(Entries from a dataset)
* * *

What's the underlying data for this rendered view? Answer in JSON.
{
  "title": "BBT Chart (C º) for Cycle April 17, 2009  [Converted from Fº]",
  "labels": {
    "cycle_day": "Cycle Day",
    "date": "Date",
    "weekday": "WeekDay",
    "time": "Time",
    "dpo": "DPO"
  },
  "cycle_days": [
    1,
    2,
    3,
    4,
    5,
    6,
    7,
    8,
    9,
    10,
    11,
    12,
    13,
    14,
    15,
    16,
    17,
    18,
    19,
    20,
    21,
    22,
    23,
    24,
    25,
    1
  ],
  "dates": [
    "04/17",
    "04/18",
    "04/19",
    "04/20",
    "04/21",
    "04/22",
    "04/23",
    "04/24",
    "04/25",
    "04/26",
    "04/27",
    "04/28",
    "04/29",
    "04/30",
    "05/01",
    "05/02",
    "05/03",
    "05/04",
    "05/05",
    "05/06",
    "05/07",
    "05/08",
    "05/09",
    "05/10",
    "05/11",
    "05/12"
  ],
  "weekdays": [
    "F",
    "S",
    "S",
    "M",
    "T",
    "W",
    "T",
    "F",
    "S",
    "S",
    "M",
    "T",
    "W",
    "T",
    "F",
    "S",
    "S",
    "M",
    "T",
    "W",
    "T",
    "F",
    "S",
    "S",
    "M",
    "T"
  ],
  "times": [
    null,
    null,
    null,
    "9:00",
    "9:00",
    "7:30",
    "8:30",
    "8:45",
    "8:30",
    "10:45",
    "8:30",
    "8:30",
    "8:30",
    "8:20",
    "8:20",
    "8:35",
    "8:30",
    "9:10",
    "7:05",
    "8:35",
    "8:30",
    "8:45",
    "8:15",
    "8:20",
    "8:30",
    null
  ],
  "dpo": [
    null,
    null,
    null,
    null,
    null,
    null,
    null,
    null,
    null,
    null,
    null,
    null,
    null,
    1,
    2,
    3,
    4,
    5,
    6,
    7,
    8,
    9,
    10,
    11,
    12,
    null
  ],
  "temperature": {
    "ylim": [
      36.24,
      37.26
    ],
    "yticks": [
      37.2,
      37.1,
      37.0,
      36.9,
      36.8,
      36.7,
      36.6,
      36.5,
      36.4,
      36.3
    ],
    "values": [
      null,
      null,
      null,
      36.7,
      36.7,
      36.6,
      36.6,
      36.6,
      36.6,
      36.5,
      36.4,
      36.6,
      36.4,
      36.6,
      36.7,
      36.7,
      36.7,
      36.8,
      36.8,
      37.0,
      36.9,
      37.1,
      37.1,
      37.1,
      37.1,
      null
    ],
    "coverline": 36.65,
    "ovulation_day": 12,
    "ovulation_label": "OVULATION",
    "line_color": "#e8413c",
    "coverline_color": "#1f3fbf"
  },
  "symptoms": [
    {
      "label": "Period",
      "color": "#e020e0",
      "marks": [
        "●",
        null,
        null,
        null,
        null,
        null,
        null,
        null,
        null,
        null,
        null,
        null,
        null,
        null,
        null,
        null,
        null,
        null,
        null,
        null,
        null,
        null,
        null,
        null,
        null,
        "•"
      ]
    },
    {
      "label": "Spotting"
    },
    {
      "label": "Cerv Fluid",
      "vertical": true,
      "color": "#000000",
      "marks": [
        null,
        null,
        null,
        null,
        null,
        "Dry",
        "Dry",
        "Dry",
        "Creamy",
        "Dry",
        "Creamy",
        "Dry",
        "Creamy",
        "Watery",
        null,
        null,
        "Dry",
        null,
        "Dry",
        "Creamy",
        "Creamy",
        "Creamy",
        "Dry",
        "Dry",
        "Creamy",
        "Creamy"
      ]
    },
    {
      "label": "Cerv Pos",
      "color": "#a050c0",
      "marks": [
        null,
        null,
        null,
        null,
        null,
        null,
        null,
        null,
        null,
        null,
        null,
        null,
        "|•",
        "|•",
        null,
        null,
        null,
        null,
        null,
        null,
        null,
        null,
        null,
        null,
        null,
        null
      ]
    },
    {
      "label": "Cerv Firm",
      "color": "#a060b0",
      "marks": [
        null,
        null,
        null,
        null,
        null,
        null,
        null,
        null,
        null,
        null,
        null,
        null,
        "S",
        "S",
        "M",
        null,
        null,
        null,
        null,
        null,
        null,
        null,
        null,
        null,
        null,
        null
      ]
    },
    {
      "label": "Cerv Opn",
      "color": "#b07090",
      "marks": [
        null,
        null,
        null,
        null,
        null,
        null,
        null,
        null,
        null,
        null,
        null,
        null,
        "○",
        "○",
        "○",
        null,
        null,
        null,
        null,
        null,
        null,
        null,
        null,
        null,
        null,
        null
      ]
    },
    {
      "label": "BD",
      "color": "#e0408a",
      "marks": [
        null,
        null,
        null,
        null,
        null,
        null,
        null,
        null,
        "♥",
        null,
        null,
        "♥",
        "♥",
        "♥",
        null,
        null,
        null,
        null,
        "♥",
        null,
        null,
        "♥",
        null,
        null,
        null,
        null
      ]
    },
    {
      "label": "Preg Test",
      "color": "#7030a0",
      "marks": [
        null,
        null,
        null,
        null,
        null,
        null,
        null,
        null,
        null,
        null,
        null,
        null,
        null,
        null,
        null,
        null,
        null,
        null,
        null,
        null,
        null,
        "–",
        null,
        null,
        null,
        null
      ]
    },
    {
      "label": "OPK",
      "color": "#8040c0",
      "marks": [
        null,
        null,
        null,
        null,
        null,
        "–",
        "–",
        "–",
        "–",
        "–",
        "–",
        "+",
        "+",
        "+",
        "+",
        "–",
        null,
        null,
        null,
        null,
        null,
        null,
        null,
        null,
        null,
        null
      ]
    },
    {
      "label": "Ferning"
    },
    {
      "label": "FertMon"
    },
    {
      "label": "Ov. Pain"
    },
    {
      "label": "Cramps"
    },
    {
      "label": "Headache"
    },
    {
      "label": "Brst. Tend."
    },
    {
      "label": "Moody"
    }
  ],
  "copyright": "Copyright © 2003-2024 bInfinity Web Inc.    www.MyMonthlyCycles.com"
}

* * *

Aim of the task:
Set down the entries verbatim, leaving none out.

Completed task:
What's the underlying data for this rendered view? Answer in JSON.
{
  "title": "BBT Chart (C º) for Cycle April 17, 2009  [Converted from Fº]",
  "labels": {
    "cycle_day": "Cycle Day",
    "date": "Date",
    "weekday": "WeekDay",
    "time": "Time",
    "dpo": "DPO"
  },
  "cycle_days": [
    1,
    2,
    3,
    4,
    5,
    6,
    7,
    8,
    9,
    10,
    11,
    12,
    13,
    14,
    15,
    16,
    17,
    18,
    19,
    20,
    21,
    22,
    23,
    24,
    25,
    1
  ],
  "dates": [
    "04/17",
    "04/18",
    "04/19",
    "04/20",
    "04/21",
    "04/22",
    "04/23",
    "04/24",
    "04/25",
    "04/26",
    "04/27",
    "04/28",
    "04/29",
    "04/30",
    "05/01",
    "05/02",
    "05/03",
    "05/04",
    "05/05",
    "05/06",
    "05/07",
    "05/08",
    "05/09",
    "05/10",
    "05/11",
    "05/12"
  ],
  "weekdays": [
    "F",
    "S",
    "S",
    "M",
    "T",
    "W",
    "T",
    "F",
    "S",
    "S",
    "M",
    "T",
    "W",
    "T",
    "F",
    "S",
    "S",
    "M",
    "T",
    "W",
    "T",
    "F",
    "S",
    "S",
    "M",
    "T"
  ],
  "times": [
    null,
    null,
    null,
    "9:00",
    "9:00",
    "7:30",
    "8:30",
    "8:45",
    "8:30",
    "10:45",
    "8:30",
    "8:30",
    "8:30",
    "8:20",
    "8:20",
    "8:35",
    "8:30",
    "9:10",
    "7:05",
    "8:35",
    "8:30",
    "8:45",
    "8:15",
    "8:20",
    "8:30",
    null
  ],
  "dpo": [
    null,
    null,
    null,
    null,
    null,
    null,
    null,
    null,
    null,
    null,
    null,
    null,
    null,
    1,
    2,
    3,
    4,
    5,
    6,
    7,
    8,
    9,
    10,
    11,
    12,
    null
  ],
  "temperature": {
    "ylim": [
      36.24,
      37.26
    ],
    "yticks": [
      37.2,
      37.1,
      37.0,
      36.9,
      36.8,
      36.7,
      36.6,
      36.5,
      36.4,
      36.3
    ],
    "values": [
      null,
      null,
      null,
      36.7,
      36.7,
      36.6,
      36.6,
      36.6,
      36.6,
      36.5,
      36.4,
      36.6,
      36.4,
      36.6,
      36.7,
      36.7,
      36.7,
      36.8,
      36.8,
      37.0,
      36.9,
      37.1,
      37.1,
      37.1,
      37.1,
      null
    ],
    "coverline": 36.65,
    "ovulation_day": 12,
    "ovulation_label": "OVULATION",
    "line_color": "#e8413c",
    "coverline_color": "#1f3fbf"
  },
  "symptoms": [
    {
      "label": "Period",
      "color": "#e020e0",
      "marks": [
        "●",
        null,
        null,
        null,
        null,
        null,
        null,
        null,
        null,
        null,
        null,
        null,
        null,
        null,
        null,
        null,
        null,
        null,
        null,
        null,
        null,
        null,
        null,
        null,
        null,
        "•"
      ]
    },
    {
      "label": "Spotting"
    },
    {
      "label": "Cerv Fluid",
      "vertical": true,
      "color": "#000000",
      "marks": [
        null,
        null,
        null,
        null,
        null,
        "Dry",
        "Dry",
        "Dry",
        "Creamy",
        "Dry",
        "Creamy",
        "Dry",
        "Creamy",
        "Watery",
        null,
        null,
        "Dry",
        null,
        "Dry",
        "Creamy",
        "Creamy",
        "Creamy",
        "Dry",
        "Dry",
        "Creamy",
        "Creamy"
      ]
    },
    {
      "label": "Cerv Pos",
      "color": "#a050c0",
      "marks": [
        null,
        null,
        null,
        null,
        null,
        null,
        null,
        null,
        null,
        null,
        null,
        null,
        "|•",
        "|•",
        null,
        null,
        null,
        null,
        null,
        null,
        null,
        null,
        null,
        null,
        null,
        null
      ]
    },
    {
      "label": "Cerv Firm",
      "color": "#a060b0",
      "marks": [
        null,
        null,
        null,
        null,
        null,
        null,
        null,
        null,
        null,
        null,
        null,
        null,
        "S",
        "S",
        "M",
        null,
        null,
        null,
        null,
        null,
        null,
        null,
        null,
        null,
        null,
        null
      ]
    },
    {
      "label": "Cerv Opn",
      "color": "#b07090",
      "marks": [
        null,
        null,
        null,
        null,
        null,
        null,
        null,
        null,
        null,
        null,
        null,
        null,
        "○",
        "○",
        "○",
        null,
        null,
        null,
        null,
        null,
        null,
        null,
        null,
        null,
        null,
        null
      ]
    },
    {
      "label": "BD",
      "color": "#e0408a",
      "marks": [
        null,
        null,
        null,
        null,
        null,
        null,
        null,
        null,
        "♥",
        null,
        null,
        "♥",
        "♥",
        "♥",
        null,
        null,
        null,
        null,
        "♥",
        null,
        null,
        "♥",
        null,
        null,
        null,
        null
      ]
    },
    {
      "label": "Preg Test",
      "color": "#7030a0",
      "marks": [
        null,
        null,
        null,
        null,
        null,
        null,
        null,
        null,
        null,
        null,
        null,
        null,
        null,
        null,
        null,
        null,
        null,
        null,
        null,
        null,
        null,
        "–",
        null,
        null,
        null,
        null
      ]
    },
    {
      "label": "OPK",
      "color": "#8040c0",
      "marks": [
        null,
        null,
        null,
        null,
        null,
        "–",
        "–",
        "–",
        "–",
        "–",
        "–",
        "+",
        "+",
        "+",
        "+",
        "–",
        null,
        null,
        null,
        null,
        null,
        null,
        null,
        null,
        null,
        null
      ]
    },
    {
      "label": "Ferning"
    },
    {
      "label": "FertMon"
    },
    {
      "label": "Ov. Pain"
    },
    {
      "label": "Cramps"
    },
    {
      "label": "Headache"
    },
    {
      "label": "Brst. Tend."
    },
    {
      "label": "Moody"
    }
  ],
  "copyright": "Copyright © 2003-2024 bInfinity Web Inc.    www.MyMonthlyCycles.com"
}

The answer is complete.